## Begin Data in this exercise
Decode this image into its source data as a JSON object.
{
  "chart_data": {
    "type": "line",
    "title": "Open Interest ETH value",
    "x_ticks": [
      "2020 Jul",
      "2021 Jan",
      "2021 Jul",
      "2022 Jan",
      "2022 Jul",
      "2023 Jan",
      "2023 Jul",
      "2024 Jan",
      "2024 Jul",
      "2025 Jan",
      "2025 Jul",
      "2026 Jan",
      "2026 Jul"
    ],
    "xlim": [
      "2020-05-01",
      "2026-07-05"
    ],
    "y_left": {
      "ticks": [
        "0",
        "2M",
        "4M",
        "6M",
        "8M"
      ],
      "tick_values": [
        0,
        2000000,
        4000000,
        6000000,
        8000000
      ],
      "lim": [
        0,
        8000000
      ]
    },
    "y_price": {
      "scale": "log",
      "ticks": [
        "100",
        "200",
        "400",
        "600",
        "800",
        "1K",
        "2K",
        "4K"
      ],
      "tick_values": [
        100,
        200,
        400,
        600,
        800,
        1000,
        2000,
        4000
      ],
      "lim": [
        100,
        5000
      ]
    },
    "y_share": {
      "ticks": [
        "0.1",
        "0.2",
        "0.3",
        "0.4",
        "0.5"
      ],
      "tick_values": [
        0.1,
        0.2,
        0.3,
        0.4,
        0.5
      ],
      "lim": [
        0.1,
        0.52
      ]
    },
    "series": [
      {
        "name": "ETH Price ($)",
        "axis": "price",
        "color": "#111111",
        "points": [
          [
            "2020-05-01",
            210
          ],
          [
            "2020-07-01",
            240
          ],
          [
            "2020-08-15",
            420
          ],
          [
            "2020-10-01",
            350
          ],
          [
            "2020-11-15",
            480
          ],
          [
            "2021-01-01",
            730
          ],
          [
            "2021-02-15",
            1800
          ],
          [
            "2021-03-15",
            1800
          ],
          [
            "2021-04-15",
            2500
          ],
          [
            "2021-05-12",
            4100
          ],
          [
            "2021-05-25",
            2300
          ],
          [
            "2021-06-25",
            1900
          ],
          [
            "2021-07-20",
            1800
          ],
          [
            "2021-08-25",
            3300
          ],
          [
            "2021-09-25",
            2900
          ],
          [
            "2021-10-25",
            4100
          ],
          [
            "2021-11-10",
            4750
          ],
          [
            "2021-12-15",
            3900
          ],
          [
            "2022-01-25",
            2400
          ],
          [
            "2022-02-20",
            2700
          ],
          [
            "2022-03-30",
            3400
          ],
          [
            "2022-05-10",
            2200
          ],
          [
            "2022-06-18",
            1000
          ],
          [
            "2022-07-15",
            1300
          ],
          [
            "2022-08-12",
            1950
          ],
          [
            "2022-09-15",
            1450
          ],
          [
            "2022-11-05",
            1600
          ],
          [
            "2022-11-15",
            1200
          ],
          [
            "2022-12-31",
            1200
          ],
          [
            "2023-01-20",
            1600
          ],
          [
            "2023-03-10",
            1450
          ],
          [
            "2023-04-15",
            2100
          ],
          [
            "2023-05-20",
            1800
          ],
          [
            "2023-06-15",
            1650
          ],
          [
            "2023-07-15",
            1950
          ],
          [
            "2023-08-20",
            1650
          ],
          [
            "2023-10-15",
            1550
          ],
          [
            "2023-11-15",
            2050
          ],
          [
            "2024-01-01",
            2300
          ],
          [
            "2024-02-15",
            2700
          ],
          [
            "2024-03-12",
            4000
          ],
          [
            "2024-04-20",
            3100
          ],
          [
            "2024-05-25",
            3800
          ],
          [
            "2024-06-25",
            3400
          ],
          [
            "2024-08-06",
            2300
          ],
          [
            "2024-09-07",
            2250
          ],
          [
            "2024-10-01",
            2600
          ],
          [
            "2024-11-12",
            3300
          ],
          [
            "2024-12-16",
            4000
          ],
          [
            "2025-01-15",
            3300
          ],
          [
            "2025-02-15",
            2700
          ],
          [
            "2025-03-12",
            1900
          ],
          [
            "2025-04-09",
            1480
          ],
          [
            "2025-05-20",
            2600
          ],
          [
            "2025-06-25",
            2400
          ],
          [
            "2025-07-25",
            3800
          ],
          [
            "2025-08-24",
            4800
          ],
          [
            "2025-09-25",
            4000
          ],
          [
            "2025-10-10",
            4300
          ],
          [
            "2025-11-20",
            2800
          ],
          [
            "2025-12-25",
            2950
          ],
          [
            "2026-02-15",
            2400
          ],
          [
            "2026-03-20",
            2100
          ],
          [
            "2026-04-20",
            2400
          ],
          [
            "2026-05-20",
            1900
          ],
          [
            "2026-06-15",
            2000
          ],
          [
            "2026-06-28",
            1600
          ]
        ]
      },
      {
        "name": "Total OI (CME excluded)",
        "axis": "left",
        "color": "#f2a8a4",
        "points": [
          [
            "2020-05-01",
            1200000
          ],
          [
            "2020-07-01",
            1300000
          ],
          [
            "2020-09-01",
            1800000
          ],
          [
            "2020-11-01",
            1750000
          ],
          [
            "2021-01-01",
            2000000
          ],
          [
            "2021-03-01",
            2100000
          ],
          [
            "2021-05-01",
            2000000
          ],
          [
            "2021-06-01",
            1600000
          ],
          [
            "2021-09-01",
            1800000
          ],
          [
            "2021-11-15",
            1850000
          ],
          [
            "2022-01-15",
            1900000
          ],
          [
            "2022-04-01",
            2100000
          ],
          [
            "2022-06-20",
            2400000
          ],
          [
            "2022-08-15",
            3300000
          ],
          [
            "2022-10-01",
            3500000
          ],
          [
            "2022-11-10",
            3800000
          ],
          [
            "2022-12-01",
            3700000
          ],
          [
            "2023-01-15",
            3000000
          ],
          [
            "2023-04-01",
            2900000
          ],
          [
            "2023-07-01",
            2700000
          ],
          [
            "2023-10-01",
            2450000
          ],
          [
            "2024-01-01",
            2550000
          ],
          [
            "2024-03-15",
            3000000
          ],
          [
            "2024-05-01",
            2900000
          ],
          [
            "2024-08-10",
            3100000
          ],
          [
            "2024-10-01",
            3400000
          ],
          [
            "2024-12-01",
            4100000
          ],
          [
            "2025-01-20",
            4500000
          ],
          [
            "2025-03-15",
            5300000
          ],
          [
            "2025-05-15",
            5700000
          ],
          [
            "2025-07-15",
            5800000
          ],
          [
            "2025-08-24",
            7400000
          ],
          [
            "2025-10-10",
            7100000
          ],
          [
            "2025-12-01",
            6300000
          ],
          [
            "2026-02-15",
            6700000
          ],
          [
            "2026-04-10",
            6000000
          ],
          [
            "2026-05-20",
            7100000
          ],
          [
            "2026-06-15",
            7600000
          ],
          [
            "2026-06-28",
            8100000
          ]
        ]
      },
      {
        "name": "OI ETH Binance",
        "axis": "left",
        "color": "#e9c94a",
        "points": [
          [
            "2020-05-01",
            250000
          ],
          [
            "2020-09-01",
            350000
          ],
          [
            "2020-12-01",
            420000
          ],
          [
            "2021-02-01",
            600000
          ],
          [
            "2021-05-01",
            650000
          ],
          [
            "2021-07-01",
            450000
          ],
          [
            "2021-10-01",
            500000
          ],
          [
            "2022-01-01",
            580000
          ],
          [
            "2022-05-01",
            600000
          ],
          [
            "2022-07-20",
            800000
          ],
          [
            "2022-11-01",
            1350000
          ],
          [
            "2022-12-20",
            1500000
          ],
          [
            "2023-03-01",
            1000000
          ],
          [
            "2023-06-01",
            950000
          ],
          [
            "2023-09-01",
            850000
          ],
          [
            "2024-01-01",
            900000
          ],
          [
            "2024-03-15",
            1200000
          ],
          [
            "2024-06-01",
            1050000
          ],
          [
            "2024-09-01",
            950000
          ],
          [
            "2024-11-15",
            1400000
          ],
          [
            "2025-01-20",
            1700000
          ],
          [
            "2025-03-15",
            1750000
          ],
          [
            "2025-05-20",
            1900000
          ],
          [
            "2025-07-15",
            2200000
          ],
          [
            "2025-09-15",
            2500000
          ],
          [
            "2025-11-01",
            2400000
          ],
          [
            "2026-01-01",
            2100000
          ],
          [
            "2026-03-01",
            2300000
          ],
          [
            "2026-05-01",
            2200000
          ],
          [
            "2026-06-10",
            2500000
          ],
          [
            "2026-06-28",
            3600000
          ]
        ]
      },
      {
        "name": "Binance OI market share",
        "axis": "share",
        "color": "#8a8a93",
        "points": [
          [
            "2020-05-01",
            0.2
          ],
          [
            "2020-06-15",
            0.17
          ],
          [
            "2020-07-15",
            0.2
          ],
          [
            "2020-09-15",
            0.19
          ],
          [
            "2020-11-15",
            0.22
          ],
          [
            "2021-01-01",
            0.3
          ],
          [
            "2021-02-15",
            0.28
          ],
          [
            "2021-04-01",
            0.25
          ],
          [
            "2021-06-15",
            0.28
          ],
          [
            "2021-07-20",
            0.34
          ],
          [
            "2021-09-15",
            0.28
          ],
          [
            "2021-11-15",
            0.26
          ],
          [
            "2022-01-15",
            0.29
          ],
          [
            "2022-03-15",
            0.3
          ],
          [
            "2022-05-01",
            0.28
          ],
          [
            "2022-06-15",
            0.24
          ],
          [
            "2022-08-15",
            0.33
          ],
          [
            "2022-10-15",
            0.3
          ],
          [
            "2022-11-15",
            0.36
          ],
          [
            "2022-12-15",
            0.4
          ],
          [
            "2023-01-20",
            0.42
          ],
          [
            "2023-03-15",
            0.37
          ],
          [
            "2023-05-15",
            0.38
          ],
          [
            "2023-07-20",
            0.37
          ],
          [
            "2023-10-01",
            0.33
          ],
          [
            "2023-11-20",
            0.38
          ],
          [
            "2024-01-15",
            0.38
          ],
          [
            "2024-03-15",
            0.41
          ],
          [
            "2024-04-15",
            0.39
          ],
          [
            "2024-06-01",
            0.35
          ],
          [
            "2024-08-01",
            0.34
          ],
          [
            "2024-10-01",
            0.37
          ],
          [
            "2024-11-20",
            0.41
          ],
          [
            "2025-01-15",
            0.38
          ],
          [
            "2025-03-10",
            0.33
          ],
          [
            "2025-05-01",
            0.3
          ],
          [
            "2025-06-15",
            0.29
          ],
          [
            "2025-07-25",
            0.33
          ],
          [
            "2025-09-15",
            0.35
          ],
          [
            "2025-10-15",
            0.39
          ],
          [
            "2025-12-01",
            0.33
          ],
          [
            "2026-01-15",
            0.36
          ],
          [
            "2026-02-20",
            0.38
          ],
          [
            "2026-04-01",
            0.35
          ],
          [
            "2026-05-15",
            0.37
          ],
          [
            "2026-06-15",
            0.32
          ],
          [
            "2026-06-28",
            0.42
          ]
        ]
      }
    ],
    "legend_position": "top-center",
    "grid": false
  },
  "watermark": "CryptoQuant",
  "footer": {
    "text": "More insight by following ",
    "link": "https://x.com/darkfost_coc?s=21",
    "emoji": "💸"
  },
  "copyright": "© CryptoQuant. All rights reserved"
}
## End Data in this exercise
Pull out each line containing the word "CryptoQuant" and copy it.

• **Expected answer**:
  "watermark": "CryptoQuant",
  "copyright": "© CryptoQuant. All rights reserved"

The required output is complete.